* START *

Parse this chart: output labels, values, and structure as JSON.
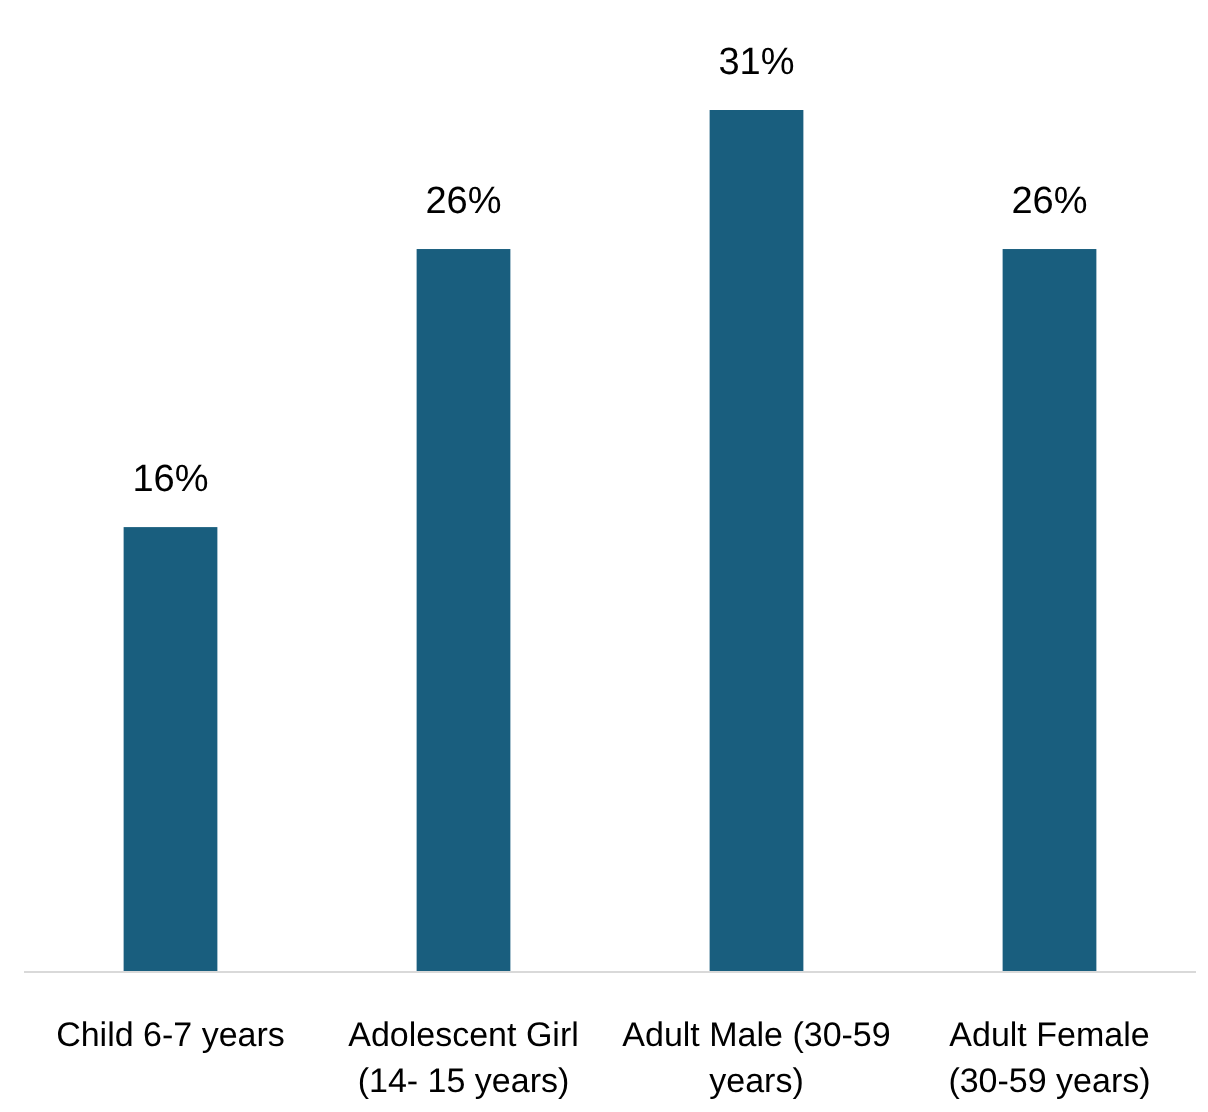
{
  "chart_data": {
    "type": "bar",
    "categories": [
      "Child 6-7 years",
      "Adolescent Girl (14- 15 years)",
      "Adult Male (30-59 years)",
      "Adult Female (30-59 years)"
    ],
    "values": [
      16,
      26,
      31,
      26
    ],
    "value_labels": [
      "16%",
      "26%",
      "31%",
      "26%"
    ],
    "color": "#195e7e"
  }
}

* END *

**YOUR OBJECTIVE:**
Omit the pictures, then output the rest of the listing exactly.

**SOLUTION TO THIS PROBLEM:**
Parse this chart: output labels, values, and structure as JSON.
{
  "chart_data": {
    "type": "bar",
    "categories": [
      "Child 6-7 years",
      "Adolescent Girl (14- 15 years)",
      "Adult Male (30-59 years)",
      "Adult Female (30-59 years)"
    ],
    "values": [
      16,
      26,
      31,
      26
    ],
    "value_labels": [
      "16%",
      "26%",
      "31%",
      "26%"
    ],
    "color": "#195e7e"
  }
}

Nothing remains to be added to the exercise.